Short task: Skip every image and restate the data word for word.

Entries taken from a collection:
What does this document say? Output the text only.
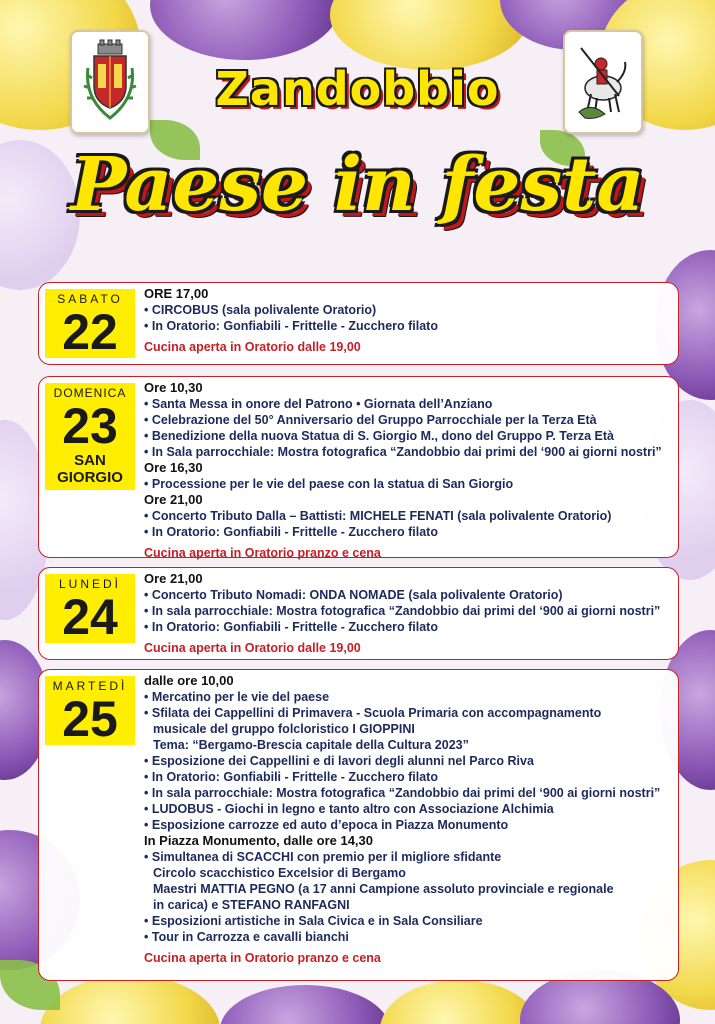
Zandobbio
Paese in festa
SABATO
22
ORE 17,00
• CIRCOBUS (sala polivalente Oratorio)
• In Oratorio: Gonfiabili - Frittelle - Zucchero filato
Cucina aperta in Oratorio dalle 19,00
DOMENICA
23
SAN GIORGIO
Ore 10,30
• Santa Messa in onore del Patrono • Giornata dell’Anziano
• Celebrazione del 50° Anniversario del Gruppo Parrocchiale per la Terza Età
• Benedizione della nuova Statua di S. Giorgio M., dono del Gruppo P. Terza Età
• In Sala parrocchiale: Mostra fotografica “Zandobbio dai primi del ‘900 ai giorni nostri”
Ore 16,30
• Processione per le vie del paese con la statua di San Giorgio
Ore 21,00
• Concerto Tributo Dalla – Battisti: MICHELE FENATI (sala polivalente Oratorio)
• In Oratorio: Gonfiabili - Frittelle - Zucchero filato
Cucina aperta in Oratorio pranzo e cena
LUNEDÌ
24
Ore 21,00
• Concerto Tributo Nomadi: ONDA NOMADE (sala polivalente Oratorio)
• In sala parrocchiale: Mostra fotografica “Zandobbio dai primi del ‘900 ai giorni nostri”
• In Oratorio: Gonfiabili - Frittelle - Zucchero filato
Cucina aperta in Oratorio dalle 19,00
MARTEDÌ
25
dalle ore 10,00
• Mercatino per le vie del paese
• Sfilata dei Cappellini di Primavera - Scuola Primaria con accompagnamento
musicale del gruppo folcloristico I GIOPPINI
Tema: “Bergamo-Brescia capitale della Cultura 2023”
• Esposizione dei Cappellini e di lavori degli alunni nel Parco Riva
• In Oratorio: Gonfiabili - Frittelle - Zucchero filato
• In sala parrocchiale: Mostra fotografica “Zandobbio dai primi del ‘900 ai giorni nostri”
• LUDOBUS - Giochi in legno e tanto altro con Associazione Alchimia
• Esposizione carrozze ed auto d’epoca in Piazza Monumento
In Piazza Monumento, dalle ore 14,30
• Simultanea di SCACCHI con premio per il migliore sfidante
Circolo scacchistico Excelsior di Bergamo
Maestri MATTIA PEGNO (a 17 anni Campione assoluto provinciale e regionale
in carica) e STEFANO RANFAGNI
• Esposizioni artistiche in Sala Civica e in Sala Consiliare
• Tour in Carrozza e cavalli bianchi
Cucina aperta in Oratorio pranzo e cena
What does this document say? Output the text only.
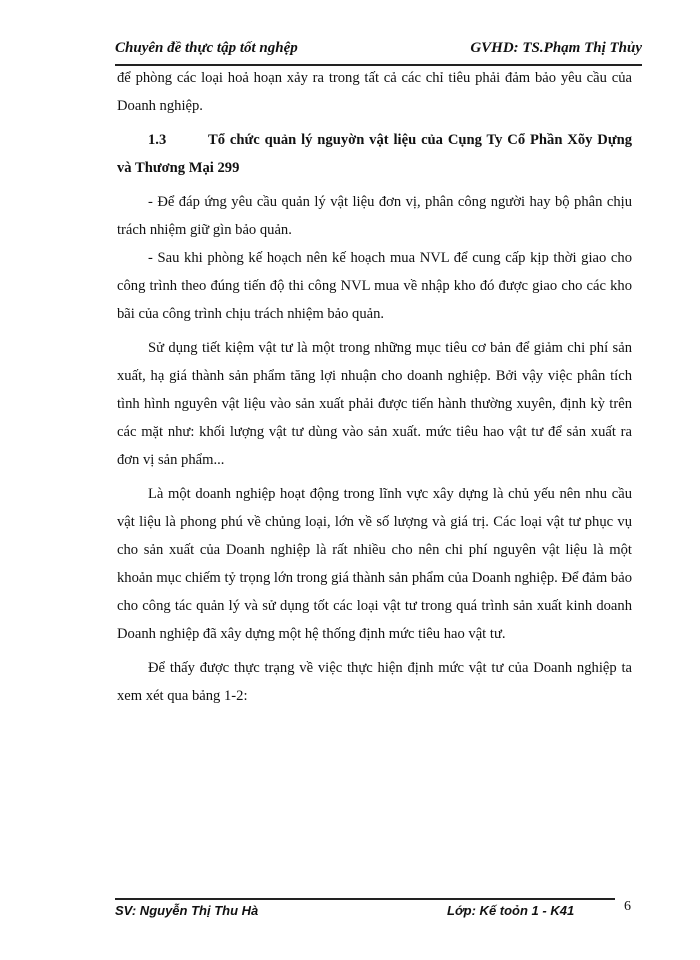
Chuyên đề thực tập tốt nghệp	GVHD: TS.Phạm Thị Thủy

để phòng các loại hoả hoạn xảy ra trong tất cả các chỉ tiêu phải đảm bảo yêu cầu của Doanh nghiệp.

1.3	Tổ chức quản lý nguyờn vật liệu của Cụng Ty Cổ Phần Xõy Dựng và Thương Mại 299

- Để đáp ứng yêu cầu quản lý vật liệu đơn vị, phân công người hay bộ phân chịu trách nhiệm giữ gìn bảo quản.

- Sau khi phòng kế hoạch nên kế hoạch mua NVL để cung cấp kịp thời giao cho công trình theo đúng tiến độ thi công NVL mua về nhập kho đó được giao cho các kho bãi của công trình chịu trách nhiệm bảo quản.

Sử dụng tiết kiệm vật tư là một trong những mục tiêu cơ bản để giảm chi phí sản xuất, hạ giá thành sản phẩm tăng lợi nhuận cho doanh nghiệp. Bởi vậy việc phân tích tình hình nguyên vật liệu vào sản xuất phải được tiến hành thường xuyên, định kỳ trên các mặt như: khối lượng vật tư dùng vào sản xuất. mức tiêu hao vật tư để sản xuất ra đơn vị sản phẩm...

Là một doanh nghiệp hoạt động trong lĩnh vực xây dựng là chủ yếu nên nhu cầu vật liệu là phong phú về chủng loại, lớn về số lượng và giá trị. Các loại vật tư phục vụ cho sản xuất của Doanh nghiệp là rất nhiều cho nên chi phí nguyên vật liệu là một khoản mục chiếm tỷ trọng lớn trong giá thành sản phẩm của Doanh nghiệp. Để đảm bảo cho công tác quản lý và sử dụng tốt các loại vật tư trong quá trình sản xuất kinh doanh Doanh nghiệp đã xây dựng một hệ thống định mức tiêu hao vật tư.

Để thấy được thực trạng về việc thực hiện định mức vật tư của Doanh nghiệp ta xem xét qua bảng 1-2:

SV: Nguyễn Thị Thu Hà	Lớp: Kế toỏn 1 - K41	6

The answer:
What does this document say? Output the text only.
Zandobbio
Paese in festa
SABATO
22
ORE 17,00
• CIRCOBUS (sala polivalente Oratorio)
• In Oratorio: Gonfiabili - Frittelle - Zucchero filato
Cucina aperta in Oratorio dalle 19,00
DOMENICA
23
SAN GIORGIO
Ore 10,30
• Santa Messa in onore del Patrono • Giornata dell’Anziano
• Celebrazione del 50° Anniversario del Gruppo Parrocchiale per la Terza Età
• Benedizione della nuova Statua di S. Giorgio M., dono del Gruppo P. Terza Età
• In Sala parrocchiale: Mostra fotografica “Zandobbio dai primi del ‘900 ai giorni nostri”
Ore 16,30
• Processione per le vie del paese con la statua di San Giorgio
Ore 21,00
• Concerto Tributo Dalla – Battisti: MICHELE FENATI (sala polivalente Oratorio)
• In Oratorio: Gonfiabili - Frittelle - Zucchero filato
Cucina aperta in Oratorio pranzo e cena
LUNEDÌ
24
Ore 21,00
• Concerto Tributo Nomadi: ONDA NOMADE (sala polivalente Oratorio)
• In sala parrocchiale: Mostra fotografica “Zandobbio dai primi del ‘900 ai giorni nostri”
• In Oratorio: Gonfiabili - Frittelle - Zucchero filato
Cucina aperta in Oratorio dalle 19,00
MARTEDÌ
25
dalle ore 10,00
• Mercatino per le vie del paese
• Sfilata dei Cappellini di Primavera - Scuola Primaria con accompagnamento
musicale del gruppo folcloristico I GIOPPINI
Tema: “Bergamo-Brescia capitale della Cultura 2023”
• Esposizione dei Cappellini e di lavori degli alunni nel Parco Riva
• In Oratorio: Gonfiabili - Frittelle - Zucchero filato
• In sala parrocchiale: Mostra fotografica “Zandobbio dai primi del ‘900 ai giorni nostri”
• LUDOBUS - Giochi in legno e tanto altro con Associazione Alchimia
• Esposizione carrozze ed auto d’epoca in Piazza Monumento
In Piazza Monumento, dalle ore 14,30
• Simultanea di SCACCHI con premio per il migliore sfidante
Circolo scacchistico Excelsior di Bergamo
Maestri MATTIA PEGNO (a 17 anni Campione assoluto provinciale e regionale
in carica) e STEFANO RANFAGNI
• Esposizioni artistiche in Sala Civica e in Sala Consiliare
• Tour in Carrozza e cavalli bianchi
Cucina aperta in Oratorio pranzo e cena
What does this document say? Output the text only.
Chuyên đề thực tập tốt nghệp	GVHD: TS.Phạm Thị Thủy

để phòng các loại hoả hoạn xảy ra trong tất cả các chỉ tiêu phải đảm bảo yêu cầu của Doanh nghiệp.

1.3	Tổ chức quản lý nguyờn vật liệu của Cụng Ty Cổ Phần Xõy Dựng và Thương Mại 299

- Để đáp ứng yêu cầu quản lý vật liệu đơn vị, phân công người hay bộ phân chịu trách nhiệm giữ gìn bảo quản.

- Sau khi phòng kế hoạch nên kế hoạch mua NVL để cung cấp kịp thời giao cho công trình theo đúng tiến độ thi công NVL mua về nhập kho đó được giao cho các kho bãi của công trình chịu trách nhiệm bảo quản.

Sử dụng tiết kiệm vật tư là một trong những mục tiêu cơ bản để giảm chi phí sản xuất, hạ giá thành sản phẩm tăng lợi nhuận cho doanh nghiệp. Bởi vậy việc phân tích tình hình nguyên vật liệu vào sản xuất phải được tiến hành thường xuyên, định kỳ trên các mặt như: khối lượng vật tư dùng vào sản xuất. mức tiêu hao vật tư để sản xuất ra đơn vị sản phẩm...

Là một doanh nghiệp hoạt động trong lĩnh vực xây dựng là chủ yếu nên nhu cầu vật liệu là phong phú về chủng loại, lớn về số lượng và giá trị. Các loại vật tư phục vụ cho sản xuất của Doanh nghiệp là rất nhiều cho nên chi phí nguyên vật liệu là một khoản mục chiếm tỷ trọng lớn trong giá thành sản phẩm của Doanh nghiệp. Để đảm bảo cho công tác quản lý và sử dụng tốt các loại vật tư trong quá trình sản xuất kinh doanh Doanh nghiệp đã xây dựng một hệ thống định mức tiêu hao vật tư.

Để thấy được thực trạng về việc thực hiện định mức vật tư của Doanh nghiệp ta xem xét qua bảng 1-2:

SV: Nguyễn Thị Thu Hà	Lớp: Kế toỏn 1 - K41	6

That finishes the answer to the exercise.